» **TASK DETAILS**: Give every line of the material again, exactly as written.

─── DATA FOR THIS TASK ───

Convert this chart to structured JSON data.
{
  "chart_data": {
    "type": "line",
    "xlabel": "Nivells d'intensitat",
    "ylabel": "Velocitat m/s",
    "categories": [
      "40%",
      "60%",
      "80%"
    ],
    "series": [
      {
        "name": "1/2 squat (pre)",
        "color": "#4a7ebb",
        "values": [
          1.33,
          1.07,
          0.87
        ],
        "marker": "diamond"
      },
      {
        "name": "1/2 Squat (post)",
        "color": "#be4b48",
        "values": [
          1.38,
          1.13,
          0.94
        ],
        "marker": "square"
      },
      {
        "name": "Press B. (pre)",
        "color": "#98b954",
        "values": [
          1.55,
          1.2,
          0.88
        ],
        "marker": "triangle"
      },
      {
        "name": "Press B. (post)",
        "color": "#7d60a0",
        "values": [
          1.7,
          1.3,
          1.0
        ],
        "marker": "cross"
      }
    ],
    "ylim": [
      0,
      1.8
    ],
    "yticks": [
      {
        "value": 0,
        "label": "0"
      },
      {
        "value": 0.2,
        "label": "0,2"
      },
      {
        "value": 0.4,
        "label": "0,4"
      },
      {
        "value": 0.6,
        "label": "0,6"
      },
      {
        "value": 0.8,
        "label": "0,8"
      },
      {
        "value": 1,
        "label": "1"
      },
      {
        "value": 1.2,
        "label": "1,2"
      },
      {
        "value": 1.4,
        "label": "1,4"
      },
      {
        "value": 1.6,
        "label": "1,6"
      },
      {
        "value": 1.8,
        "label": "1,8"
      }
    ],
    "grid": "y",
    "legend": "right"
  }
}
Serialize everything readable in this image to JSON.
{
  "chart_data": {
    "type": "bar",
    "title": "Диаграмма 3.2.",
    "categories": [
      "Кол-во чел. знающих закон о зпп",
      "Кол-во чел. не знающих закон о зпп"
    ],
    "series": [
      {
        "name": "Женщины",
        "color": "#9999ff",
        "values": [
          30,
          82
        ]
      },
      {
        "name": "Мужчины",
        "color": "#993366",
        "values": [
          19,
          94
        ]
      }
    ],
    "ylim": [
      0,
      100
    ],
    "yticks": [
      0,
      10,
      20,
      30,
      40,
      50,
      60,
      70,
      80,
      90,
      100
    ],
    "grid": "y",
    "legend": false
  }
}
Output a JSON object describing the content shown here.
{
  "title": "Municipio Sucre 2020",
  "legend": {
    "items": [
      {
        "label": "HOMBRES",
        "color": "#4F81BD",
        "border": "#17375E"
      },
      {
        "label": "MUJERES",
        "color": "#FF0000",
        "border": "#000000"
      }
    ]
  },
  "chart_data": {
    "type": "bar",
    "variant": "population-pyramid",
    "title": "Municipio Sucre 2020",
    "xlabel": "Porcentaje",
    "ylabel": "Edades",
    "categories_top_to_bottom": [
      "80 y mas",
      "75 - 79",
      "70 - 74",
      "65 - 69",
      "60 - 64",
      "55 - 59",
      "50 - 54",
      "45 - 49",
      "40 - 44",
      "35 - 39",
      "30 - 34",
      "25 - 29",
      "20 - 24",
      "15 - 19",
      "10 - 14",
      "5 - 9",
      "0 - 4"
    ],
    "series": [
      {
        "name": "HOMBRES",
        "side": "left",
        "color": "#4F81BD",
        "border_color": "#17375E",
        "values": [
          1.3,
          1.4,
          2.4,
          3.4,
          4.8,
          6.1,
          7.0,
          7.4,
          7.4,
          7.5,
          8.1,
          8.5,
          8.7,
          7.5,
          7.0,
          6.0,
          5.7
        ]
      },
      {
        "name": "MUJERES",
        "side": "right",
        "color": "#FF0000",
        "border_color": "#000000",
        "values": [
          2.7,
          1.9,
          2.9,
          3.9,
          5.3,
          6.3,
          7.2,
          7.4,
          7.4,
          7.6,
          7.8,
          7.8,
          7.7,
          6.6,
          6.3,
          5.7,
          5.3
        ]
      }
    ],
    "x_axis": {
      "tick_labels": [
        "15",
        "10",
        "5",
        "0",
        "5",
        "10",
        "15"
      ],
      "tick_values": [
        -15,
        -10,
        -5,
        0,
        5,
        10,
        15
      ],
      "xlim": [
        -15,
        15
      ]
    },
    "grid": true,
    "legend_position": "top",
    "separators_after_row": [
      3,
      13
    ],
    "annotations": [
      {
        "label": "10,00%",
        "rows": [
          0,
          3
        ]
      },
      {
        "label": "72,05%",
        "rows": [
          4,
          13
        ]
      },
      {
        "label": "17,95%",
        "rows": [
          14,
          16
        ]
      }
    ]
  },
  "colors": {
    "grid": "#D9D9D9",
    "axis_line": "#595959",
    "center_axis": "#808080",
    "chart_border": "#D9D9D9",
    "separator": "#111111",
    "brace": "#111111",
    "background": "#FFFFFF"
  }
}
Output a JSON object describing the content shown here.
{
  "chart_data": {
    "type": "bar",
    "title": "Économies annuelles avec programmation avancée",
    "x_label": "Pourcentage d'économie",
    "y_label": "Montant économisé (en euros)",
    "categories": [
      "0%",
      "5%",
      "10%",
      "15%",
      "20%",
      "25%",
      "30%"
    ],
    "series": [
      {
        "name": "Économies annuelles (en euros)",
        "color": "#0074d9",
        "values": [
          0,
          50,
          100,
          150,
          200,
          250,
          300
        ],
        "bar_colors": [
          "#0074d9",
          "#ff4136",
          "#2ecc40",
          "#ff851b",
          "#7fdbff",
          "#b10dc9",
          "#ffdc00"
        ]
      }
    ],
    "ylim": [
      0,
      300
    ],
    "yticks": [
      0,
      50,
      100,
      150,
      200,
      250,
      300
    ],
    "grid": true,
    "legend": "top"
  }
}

───

» **ANSWER TO THE PROBLEM**:
Convert this chart to structured JSON data.
{
  "chart_data": {
    "type": "line",
    "xlabel": "Nivells d'intensitat",
    "ylabel": "Velocitat m/s",
    "categories": [
      "40%",
      "60%",
      "80%"
    ],
    "series": [
      {
        "name": "1/2 squat (pre)",
        "color": "#4a7ebb",
        "values": [
          1.33,
          1.07,
          0.87
        ],
        "marker": "diamond"
      },
      {
        "name": "1/2 Squat (post)",
        "color": "#be4b48",
        "values": [
          1.38,
          1.13,
          0.94
        ],
        "marker": "square"
      },
      {
        "name": "Press B. (pre)",
        "color": "#98b954",
        "values": [
          1.55,
          1.2,
          0.88
        ],
        "marker": "triangle"
      },
      {
        "name": "Press B. (post)",
        "color": "#7d60a0",
        "values": [
          1.7,
          1.3,
          1.0
        ],
        "marker": "cross"
      }
    ],
    "ylim": [
      0,
      1.8
    ],
    "yticks": [
      {
        "value": 0,
        "label": "0"
      },
      {
        "value": 0.2,
        "label": "0,2"
      },
      {
        "value": 0.4,
        "label": "0,4"
      },
      {
        "value": 0.6,
        "label": "0,6"
      },
      {
        "value": 0.8,
        "label": "0,8"
      },
      {
        "value": 1,
        "label": "1"
      },
      {
        "value": 1.2,
        "label": "1,2"
      },
      {
        "value": 1.4,
        "label": "1,4"
      },
      {
        "value": 1.6,
        "label": "1,6"
      },
      {
        "value": 1.8,
        "label": "1,8"
      }
    ],
    "grid": "y",
    "legend": "right"
  }
}
Serialize everything readable in this image to JSON.
{
  "chart_data": {
    "type": "bar",
    "title": "Диаграмма 3.2.",
    "categories": [
      "Кол-во чел. знающих закон о зпп",
      "Кол-во чел. не знающих закон о зпп"
    ],
    "series": [
      {
        "name": "Женщины",
        "color": "#9999ff",
        "values": [
          30,
          82
        ]
      },
      {
        "name": "Мужчины",
        "color": "#993366",
        "values": [
          19,
          94
        ]
      }
    ],
    "ylim": [
      0,
      100
    ],
    "yticks": [
      0,
      10,
      20,
      30,
      40,
      50,
      60,
      70,
      80,
      90,
      100
    ],
    "grid": "y",
    "legend": false
  }
}
Output a JSON object describing the content shown here.
{
  "title": "Municipio Sucre 2020",
  "legend": {
    "items": [
      {
        "label": "HOMBRES",
        "color": "#4F81BD",
        "border": "#17375E"
      },
      {
        "label": "MUJERES",
        "color": "#FF0000",
        "border": "#000000"
      }
    ]
  },
  "chart_data": {
    "type": "bar",
    "variant": "population-pyramid",
    "title": "Municipio Sucre 2020",
    "xlabel": "Porcentaje",
    "ylabel": "Edades",
    "categories_top_to_bottom": [
      "80 y mas",
      "75 - 79",
      "70 - 74",
      "65 - 69",
      "60 - 64",
      "55 - 59",
      "50 - 54",
      "45 - 49",
      "40 - 44",
      "35 - 39",
      "30 - 34",
      "25 - 29",
      "20 - 24",
      "15 - 19",
      "10 - 14",
      "5 - 9",
      "0 - 4"
    ],
    "series": [
      {
        "name": "HOMBRES",
        "side": "left",
        "color": "#4F81BD",
        "border_color": "#17375E",
        "values": [
          1.3,
          1.4,
          2.4,
          3.4,
          4.8,
          6.1,
          7.0,
          7.4,
          7.4,
          7.5,
          8.1,
          8.5,
          8.7,
          7.5,
          7.0,
          6.0,
          5.7
        ]
      },
      {
        "name": "MUJERES",
        "side": "right",
        "color": "#FF0000",
        "border_color": "#000000",
        "values": [
          2.7,
          1.9,
          2.9,
          3.9,
          5.3,
          6.3,
          7.2,
          7.4,
          7.4,
          7.6,
          7.8,
          7.8,
          7.7,
          6.6,
          6.3,
          5.7,
          5.3
        ]
      }
    ],
    "x_axis": {
      "tick_labels": [
        "15",
        "10",
        "5",
        "0",
        "5",
        "10",
        "15"
      ],
      "tick_values": [
        -15,
        -10,
        -5,
        0,
        5,
        10,
        15
      ],
      "xlim": [
        -15,
        15
      ]
    },
    "grid": true,
    "legend_position": "top",
    "separators_after_row": [
      3,
      13
    ],
    "annotations": [
      {
        "label": "10,00%",
        "rows": [
          0,
          3
        ]
      },
      {
        "label": "72,05%",
        "rows": [
          4,
          13
        ]
      },
      {
        "label": "17,95%",
        "rows": [
          14,
          16
        ]
      }
    ]
  },
  "colors": {
    "grid": "#D9D9D9",
    "axis_line": "#595959",
    "center_axis": "#808080",
    "chart_border": "#D9D9D9",
    "separator": "#111111",
    "brace": "#111111",
    "background": "#FFFFFF"
  }
}
Output a JSON object describing the content shown here.
{
  "chart_data": {
    "type": "bar",
    "title": "Économies annuelles avec programmation avancée",
    "x_label": "Pourcentage d'économie",
    "y_label": "Montant économisé (en euros)",
    "categories": [
      "0%",
      "5%",
      "10%",
      "15%",
      "20%",
      "25%",
      "30%"
    ],
    "series": [
      {
        "name": "Économies annuelles (en euros)",
        "color": "#0074d9",
        "values": [
          0,
          50,
          100,
          150,
          200,
          250,
          300
        ],
        "bar_colors": [
          "#0074d9",
          "#ff4136",
          "#2ecc40",
          "#ff851b",
          "#7fdbff",
          "#b10dc9",
          "#ffdc00"
        ]
      }
    ],
    "ylim": [
      0,
      300
    ],
    "yticks": [
      0,
      50,
      100,
      150,
      200,
      250,
      300
    ],
    "grid": true,
    "legend": "top"
  }
}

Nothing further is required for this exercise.